----- Data entries
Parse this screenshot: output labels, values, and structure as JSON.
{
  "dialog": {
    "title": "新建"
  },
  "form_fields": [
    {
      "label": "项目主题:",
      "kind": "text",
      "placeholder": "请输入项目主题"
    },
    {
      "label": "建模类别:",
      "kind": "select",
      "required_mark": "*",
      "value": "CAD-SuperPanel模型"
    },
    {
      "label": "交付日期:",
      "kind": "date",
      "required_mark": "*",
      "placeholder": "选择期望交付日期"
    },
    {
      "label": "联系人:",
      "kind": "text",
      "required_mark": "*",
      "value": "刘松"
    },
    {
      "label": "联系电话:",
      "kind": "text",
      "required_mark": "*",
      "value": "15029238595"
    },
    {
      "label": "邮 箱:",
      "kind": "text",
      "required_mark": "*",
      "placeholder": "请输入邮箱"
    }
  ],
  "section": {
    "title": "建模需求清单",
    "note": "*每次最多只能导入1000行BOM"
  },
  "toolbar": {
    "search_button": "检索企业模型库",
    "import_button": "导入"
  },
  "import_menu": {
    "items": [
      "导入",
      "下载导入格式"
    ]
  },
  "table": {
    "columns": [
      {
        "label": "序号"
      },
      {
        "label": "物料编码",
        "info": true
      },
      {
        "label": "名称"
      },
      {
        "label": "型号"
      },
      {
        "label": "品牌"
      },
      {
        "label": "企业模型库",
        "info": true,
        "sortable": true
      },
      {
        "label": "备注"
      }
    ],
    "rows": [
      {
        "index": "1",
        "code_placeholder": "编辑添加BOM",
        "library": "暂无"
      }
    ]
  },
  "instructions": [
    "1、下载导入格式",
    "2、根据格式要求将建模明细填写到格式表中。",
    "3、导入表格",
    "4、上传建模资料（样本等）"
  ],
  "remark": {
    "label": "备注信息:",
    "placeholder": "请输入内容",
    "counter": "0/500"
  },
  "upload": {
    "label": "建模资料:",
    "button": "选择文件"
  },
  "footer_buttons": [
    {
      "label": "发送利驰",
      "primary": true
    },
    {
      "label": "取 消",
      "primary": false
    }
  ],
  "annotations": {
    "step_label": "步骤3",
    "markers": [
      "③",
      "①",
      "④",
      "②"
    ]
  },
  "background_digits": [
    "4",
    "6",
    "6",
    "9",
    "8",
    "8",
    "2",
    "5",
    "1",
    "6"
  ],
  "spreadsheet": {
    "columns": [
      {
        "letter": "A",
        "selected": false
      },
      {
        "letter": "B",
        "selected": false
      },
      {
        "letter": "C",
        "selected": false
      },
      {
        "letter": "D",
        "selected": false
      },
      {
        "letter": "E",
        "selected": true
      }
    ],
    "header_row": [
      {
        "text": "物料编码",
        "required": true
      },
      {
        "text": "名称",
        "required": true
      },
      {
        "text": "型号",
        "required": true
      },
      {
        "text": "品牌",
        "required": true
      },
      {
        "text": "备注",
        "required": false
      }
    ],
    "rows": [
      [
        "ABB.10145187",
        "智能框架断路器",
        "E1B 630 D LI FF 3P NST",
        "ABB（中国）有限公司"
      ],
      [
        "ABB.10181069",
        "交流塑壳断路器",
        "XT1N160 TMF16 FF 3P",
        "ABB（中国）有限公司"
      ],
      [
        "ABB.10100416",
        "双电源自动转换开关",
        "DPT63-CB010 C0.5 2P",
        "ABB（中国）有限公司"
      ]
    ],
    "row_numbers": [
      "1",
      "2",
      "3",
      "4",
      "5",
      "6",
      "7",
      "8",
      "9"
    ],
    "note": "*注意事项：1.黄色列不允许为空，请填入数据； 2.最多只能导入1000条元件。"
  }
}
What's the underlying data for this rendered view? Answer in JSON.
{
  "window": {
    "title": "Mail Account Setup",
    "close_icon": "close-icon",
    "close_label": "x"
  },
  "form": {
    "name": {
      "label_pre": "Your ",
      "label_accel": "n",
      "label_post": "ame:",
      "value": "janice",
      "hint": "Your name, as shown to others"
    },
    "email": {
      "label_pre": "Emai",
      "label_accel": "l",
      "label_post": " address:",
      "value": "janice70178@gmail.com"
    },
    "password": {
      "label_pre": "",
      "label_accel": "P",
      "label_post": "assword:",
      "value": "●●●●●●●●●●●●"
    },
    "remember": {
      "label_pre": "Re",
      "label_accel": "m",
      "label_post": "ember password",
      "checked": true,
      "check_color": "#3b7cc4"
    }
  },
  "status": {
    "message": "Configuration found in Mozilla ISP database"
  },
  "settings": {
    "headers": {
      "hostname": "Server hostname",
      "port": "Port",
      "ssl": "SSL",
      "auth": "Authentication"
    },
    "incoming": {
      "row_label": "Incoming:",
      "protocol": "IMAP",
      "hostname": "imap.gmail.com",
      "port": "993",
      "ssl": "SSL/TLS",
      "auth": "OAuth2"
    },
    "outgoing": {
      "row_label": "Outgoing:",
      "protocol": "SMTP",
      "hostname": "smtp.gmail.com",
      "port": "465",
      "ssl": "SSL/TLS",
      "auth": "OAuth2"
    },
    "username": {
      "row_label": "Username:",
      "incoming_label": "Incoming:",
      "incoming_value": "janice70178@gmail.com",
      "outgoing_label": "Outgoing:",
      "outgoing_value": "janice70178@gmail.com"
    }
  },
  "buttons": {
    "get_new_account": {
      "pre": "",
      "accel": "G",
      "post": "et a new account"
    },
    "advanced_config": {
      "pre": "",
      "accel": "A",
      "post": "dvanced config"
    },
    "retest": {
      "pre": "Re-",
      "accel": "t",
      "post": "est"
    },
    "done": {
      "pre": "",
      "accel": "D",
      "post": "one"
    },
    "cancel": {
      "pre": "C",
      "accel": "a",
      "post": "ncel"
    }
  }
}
----------
→ Set exercise:
Using the data above, repeat every line exactly.

→ Answer to the exercise:
Parse this screenshot: output labels, values, and structure as JSON.
{
  "dialog": {
    "title": "新建"
  },
  "form_fields": [
    {
      "label": "项目主题:",
      "kind": "text",
      "placeholder": "请输入项目主题"
    },
    {
      "label": "建模类别:",
      "kind": "select",
      "required_mark": "*",
      "value": "CAD-SuperPanel模型"
    },
    {
      "label": "交付日期:",
      "kind": "date",
      "required_mark": "*",
      "placeholder": "选择期望交付日期"
    },
    {
      "label": "联系人:",
      "kind": "text",
      "required_mark": "*",
      "value": "刘松"
    },
    {
      "label": "联系电话:",
      "kind": "text",
      "required_mark": "*",
      "value": "15029238595"
    },
    {
      "label": "邮 箱:",
      "kind": "text",
      "required_mark": "*",
      "placeholder": "请输入邮箱"
    }
  ],
  "section": {
    "title": "建模需求清单",
    "note": "*每次最多只能导入1000行BOM"
  },
  "toolbar": {
    "search_button": "检索企业模型库",
    "import_button": "导入"
  },
  "import_menu": {
    "items": [
      "导入",
      "下载导入格式"
    ]
  },
  "table": {
    "columns": [
      {
        "label": "序号"
      },
      {
        "label": "物料编码",
        "info": true
      },
      {
        "label": "名称"
      },
      {
        "label": "型号"
      },
      {
        "label": "品牌"
      },
      {
        "label": "企业模型库",
        "info": true,
        "sortable": true
      },
      {
        "label": "备注"
      }
    ],
    "rows": [
      {
        "index": "1",
        "code_placeholder": "编辑添加BOM",
        "library": "暂无"
      }
    ]
  },
  "instructions": [
    "1、下载导入格式",
    "2、根据格式要求将建模明细填写到格式表中。",
    "3、导入表格",
    "4、上传建模资料（样本等）"
  ],
  "remark": {
    "label": "备注信息:",
    "placeholder": "请输入内容",
    "counter": "0/500"
  },
  "upload": {
    "label": "建模资料:",
    "button": "选择文件"
  },
  "footer_buttons": [
    {
      "label": "发送利驰",
      "primary": true
    },
    {
      "label": "取 消",
      "primary": false
    }
  ],
  "annotations": {
    "step_label": "步骤3",
    "markers": [
      "③",
      "①",
      "④",
      "②"
    ]
  },
  "background_digits": [
    "4",
    "6",
    "6",
    "9",
    "8",
    "8",
    "2",
    "5",
    "1",
    "6"
  ],
  "spreadsheet": {
    "columns": [
      {
        "letter": "A",
        "selected": false
      },
      {
        "letter": "B",
        "selected": false
      },
      {
        "letter": "C",
        "selected": false
      },
      {
        "letter": "D",
        "selected": false
      },
      {
        "letter": "E",
        "selected": true
      }
    ],
    "header_row": [
      {
        "text": "物料编码",
        "required": true
      },
      {
        "text": "名称",
        "required": true
      },
      {
        "text": "型号",
        "required": true
      },
      {
        "text": "品牌",
        "required": true
      },
      {
        "text": "备注",
        "required": false
      }
    ],
    "rows": [
      [
        "ABB.10145187",
        "智能框架断路器",
        "E1B 630 D LI FF 3P NST",
        "ABB（中国）有限公司"
      ],
      [
        "ABB.10181069",
        "交流塑壳断路器",
        "XT1N160 TMF16 FF 3P",
        "ABB（中国）有限公司"
      ],
      [
        "ABB.10100416",
        "双电源自动转换开关",
        "DPT63-CB010 C0.5 2P",
        "ABB（中国）有限公司"
      ]
    ],
    "row_numbers": [
      "1",
      "2",
      "3",
      "4",
      "5",
      "6",
      "7",
      "8",
      "9"
    ],
    "note": "*注意事项：1.黄色列不允许为空，请填入数据； 2.最多只能导入1000条元件。"
  }
}
What's the underlying data for this rendered view? Answer in JSON.
{
  "window": {
    "title": "Mail Account Setup",
    "close_icon": "close-icon",
    "close_label": "x"
  },
  "form": {
    "name": {
      "label_pre": "Your ",
      "label_accel": "n",
      "label_post": "ame:",
      "value": "janice",
      "hint": "Your name, as shown to others"
    },
    "email": {
      "label_pre": "Emai",
      "label_accel": "l",
      "label_post": " address:",
      "value": "janice70178@gmail.com"
    },
    "password": {
      "label_pre": "",
      "label_accel": "P",
      "label_post": "assword:",
      "value": "●●●●●●●●●●●●"
    },
    "remember": {
      "label_pre": "Re",
      "label_accel": "m",
      "label_post": "ember password",
      "checked": true,
      "check_color": "#3b7cc4"
    }
  },
  "status": {
    "message": "Configuration found in Mozilla ISP database"
  },
  "settings": {
    "headers": {
      "hostname": "Server hostname",
      "port": "Port",
      "ssl": "SSL",
      "auth": "Authentication"
    },
    "incoming": {
      "row_label": "Incoming:",
      "protocol": "IMAP",
      "hostname": "imap.gmail.com",
      "port": "993",
      "ssl": "SSL/TLS",
      "auth": "OAuth2"
    },
    "outgoing": {
      "row_label": "Outgoing:",
      "protocol": "SMTP",
      "hostname": "smtp.gmail.com",
      "port": "465",
      "ssl": "SSL/TLS",
      "auth": "OAuth2"
    },
    "username": {
      "row_label": "Username:",
      "incoming_label": "Incoming:",
      "incoming_value": "janice70178@gmail.com",
      "outgoing_label": "Outgoing:",
      "outgoing_value": "janice70178@gmail.com"
    }
  },
  "buttons": {
    "get_new_account": {
      "pre": "",
      "accel": "G",
      "post": "et a new account"
    },
    "advanced_config": {
      "pre": "",
      "accel": "A",
      "post": "dvanced config"
    },
    "retest": {
      "pre": "Re-",
      "accel": "t",
      "post": "est"
    },
    "done": {
      "pre": "",
      "accel": "D",
      "post": "one"
    },
    "cancel": {
      "pre": "C",
      "accel": "a",
      "post": "ncel"
    }
  }
}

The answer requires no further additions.